_Exercise directions:_
Write out each line that follows exactly as it stands, without the pictures.

_Supplied records:_

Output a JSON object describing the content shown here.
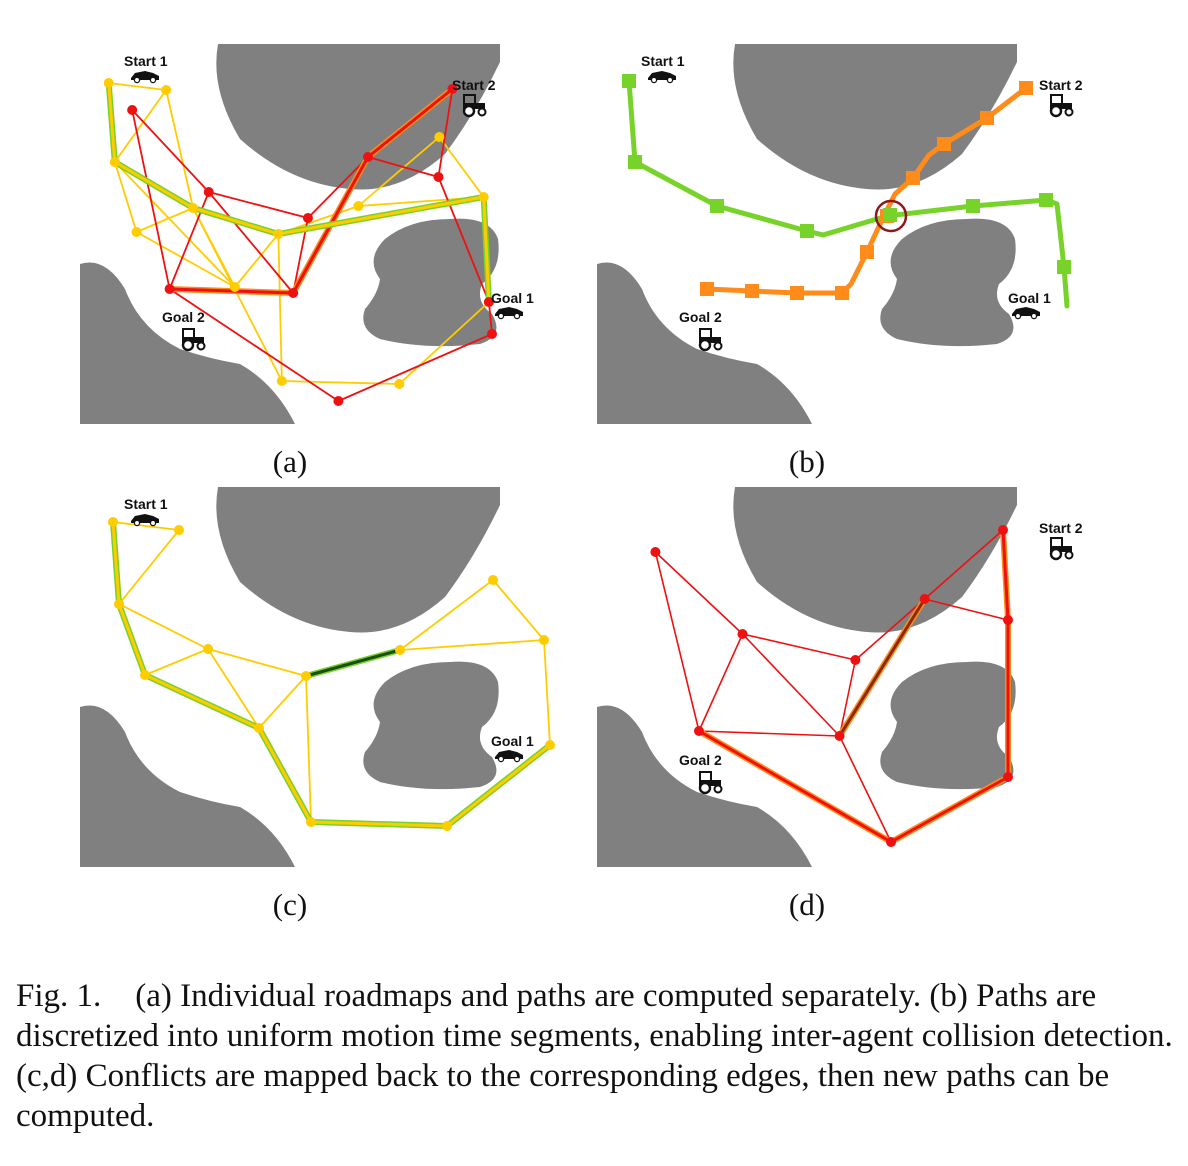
{
  "figure": {
    "subfigure_labels": [
      "(a)",
      "(b)",
      "(c)",
      "(d)"
    ],
    "map_labels": {
      "start1": "Start 1",
      "start2": "Start 2",
      "goal1": "Goal 1",
      "goal2": "Goal 2"
    },
    "colors": {
      "obstacle": "#808080",
      "roadmap_agent1": "#ffcc00",
      "roadmap_agent2": "#ee1111",
      "path_agent1": "#77d22a",
      "path_agent2": "#ff8c1a",
      "conflict_ring": "#8b1a1a",
      "blocked_edge_agent1": "#1b4d16",
      "blocked_edge_agent2": "#8b2a12"
    }
  },
  "caption": {
    "lead": "Fig. 1.",
    "text": "(a) Individual roadmaps and paths are computed separately. (b) Paths are discretized into uniform motion time segments, enabling inter-agent collision detection. (c,d) Conflicts are mapped back to the corresponding edges, then new paths can be computed."
  }
}
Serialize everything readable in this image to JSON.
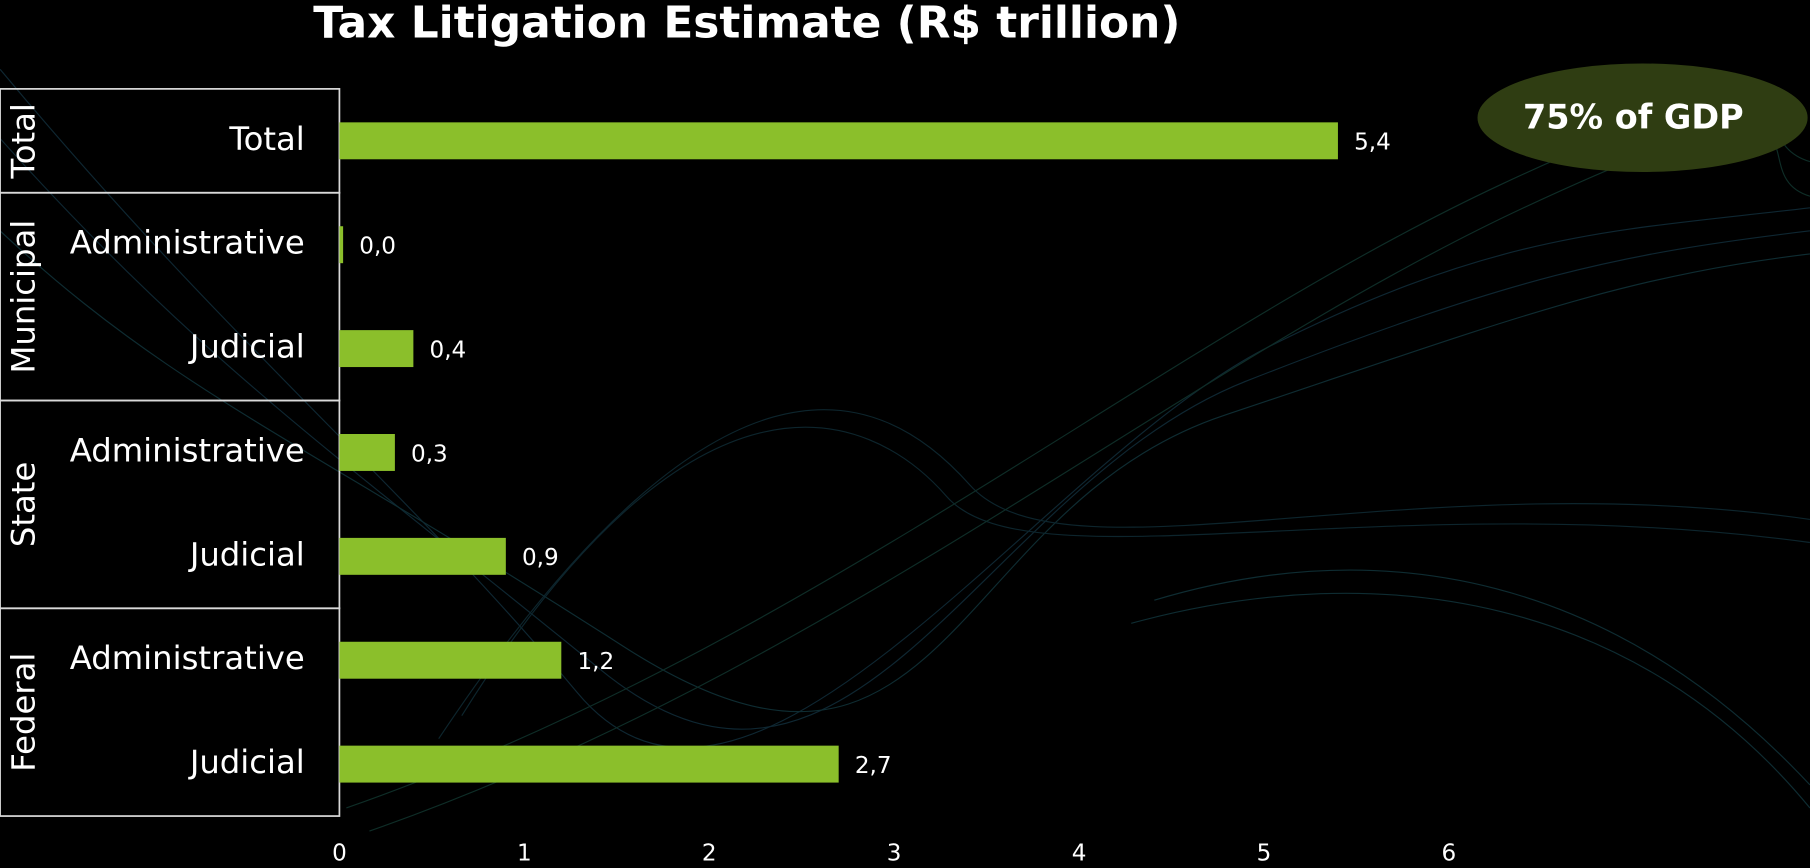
{
  "chart_data": {
    "type": "bar",
    "orientation": "horizontal",
    "title": "Tax Litigation Estimate (R$ trillion)",
    "annotation": "75% of GDP",
    "color": "#8bbf2b",
    "groups": [
      {
        "name": "Total",
        "categories": [
          "Total"
        ],
        "values": [
          5.4
        ],
        "value_labels": [
          "5,4"
        ]
      },
      {
        "name": "Municipal",
        "categories": [
          "Administrative",
          "Judicial"
        ],
        "values": [
          0.02,
          0.4
        ],
        "value_labels": [
          "0,0",
          "0,4"
        ]
      },
      {
        "name": "State",
        "categories": [
          "Administrative",
          "Judicial"
        ],
        "values": [
          0.3,
          0.9
        ],
        "value_labels": [
          "0,3",
          "0,9"
        ]
      },
      {
        "name": "Federal",
        "categories": [
          "Administrative",
          "Judicial"
        ],
        "values": [
          1.2,
          2.7
        ],
        "value_labels": [
          "1,2",
          "2,7"
        ]
      }
    ],
    "xlim": [
      0,
      7.8
    ],
    "xticks": [
      0,
      1,
      2,
      3,
      4,
      5,
      6
    ]
  }
}
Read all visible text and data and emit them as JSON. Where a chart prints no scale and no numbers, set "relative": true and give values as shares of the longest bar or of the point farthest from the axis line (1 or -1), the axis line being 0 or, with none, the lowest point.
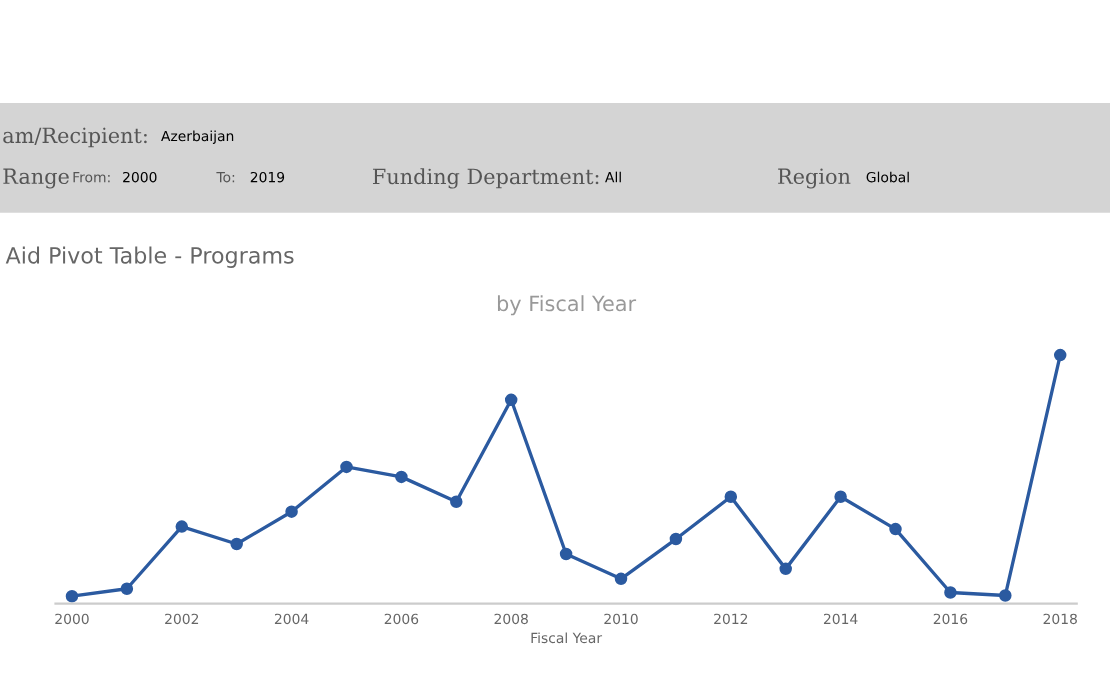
{
  "chart_data": {
    "type": "line",
    "title": "Aid Pivot Table - Programs",
    "subtitle": "by Fiscal Year",
    "xlabel": "Fiscal Year",
    "annotations": [
      "am/Recipient:",
      "Azerbaijan",
      "Range",
      "From:",
      "2000",
      "To:",
      "2019",
      "Funding Department:",
      "All",
      "Region",
      "Global"
    ],
    "categories": [
      "2000",
      null,
      "2002",
      null,
      "2004",
      null,
      "2006",
      null,
      "2008",
      null,
      "2010",
      null,
      "2012",
      null,
      "2014",
      null,
      "2016",
      null,
      "2018"
    ],
    "relative": true,
    "marker": "circle",
    "line_style": "solid",
    "series": [
      {
        "color": "#2b5aa0",
        "values": [
          0.03,
          0.06,
          0.31,
          0.24,
          0.37,
          0.55,
          0.51,
          0.41,
          0.82,
          0.2,
          0.1,
          0.26,
          0.43,
          0.14,
          0.43,
          0.3,
          0.045,
          0.033,
          1
        ]
      }
    ]
  }
}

_Finished task:_
Output a JSON object describing the content shown here.
{
  "figure": {
    "subfigure_labels": [
      "(a)",
      "(b)",
      "(c)",
      "(d)"
    ],
    "map_labels": {
      "start1": "Start 1",
      "start2": "Start 2",
      "goal1": "Goal 1",
      "goal2": "Goal 2"
    },
    "colors": {
      "obstacle": "#808080",
      "roadmap_agent1": "#ffcc00",
      "roadmap_agent2": "#ee1111",
      "path_agent1": "#77d22a",
      "path_agent2": "#ff8c1a",
      "conflict_ring": "#8b1a1a",
      "blocked_edge_agent1": "#1b4d16",
      "blocked_edge_agent2": "#8b2a12"
    }
  },
  "caption": {
    "lead": "Fig. 1.",
    "text": "(a) Individual roadmaps and paths are computed separately. (b) Paths are discretized into uniform motion time segments, enabling inter-agent collision detection. (c,d) Conflicts are mapped back to the corresponding edges, then new paths can be computed."
  }
}
Serialize everything readable in this image to JSON.
{
  "chart_data": {
    "type": "bar",
    "orientation": "horizontal",
    "title": "Tax Litigation Estimate (R$ trillion)",
    "annotation": "75% of GDP",
    "color": "#8bbf2b",
    "groups": [
      {
        "name": "Total",
        "categories": [
          "Total"
        ],
        "values": [
          5.4
        ],
        "value_labels": [
          "5,4"
        ]
      },
      {
        "name": "Municipal",
        "categories": [
          "Administrative",
          "Judicial"
        ],
        "values": [
          0.02,
          0.4
        ],
        "value_labels": [
          "0,0",
          "0,4"
        ]
      },
      {
        "name": "State",
        "categories": [
          "Administrative",
          "Judicial"
        ],
        "values": [
          0.3,
          0.9
        ],
        "value_labels": [
          "0,3",
          "0,9"
        ]
      },
      {
        "name": "Federal",
        "categories": [
          "Administrative",
          "Judicial"
        ],
        "values": [
          1.2,
          2.7
        ],
        "value_labels": [
          "1,2",
          "2,7"
        ]
      }
    ],
    "xlim": [
      0,
      7.8
    ],
    "xticks": [
      0,
      1,
      2,
      3,
      4,
      5,
      6
    ]
  }
}
Read all visible text and data and emit them as JSON. Where a chart prints no scale and no numbers, set "relative": true and give values as shares of the longest bar or of the point farthest from the axis line (1 or -1), the axis line being 0 or, with none, the lowest point.
{
  "chart_data": {
    "type": "line",
    "title": "Aid Pivot Table - Programs",
    "subtitle": "by Fiscal Year",
    "xlabel": "Fiscal Year",
    "annotations": [
      "am/Recipient:",
      "Azerbaijan",
      "Range",
      "From:",
      "2000",
      "To:",
      "2019",
      "Funding Department:",
      "All",
      "Region",
      "Global"
    ],
    "categories": [
      "2000",
      null,
      "2002",
      null,
      "2004",
      null,
      "2006",
      null,
      "2008",
      null,
      "2010",
      null,
      "2012",
      null,
      "2014",
      null,
      "2016",
      null,
      "2018"
    ],
    "relative": true,
    "marker": "circle",
    "line_style": "solid",
    "series": [
      {
        "color": "#2b5aa0",
        "values": [
          0.03,
          0.06,
          0.31,
          0.24,
          0.37,
          0.55,
          0.51,
          0.41,
          0.82,
          0.2,
          0.1,
          0.26,
          0.43,
          0.14,
          0.43,
          0.3,
          0.045,
          0.033,
          1
        ]
      }
    ]
  }
}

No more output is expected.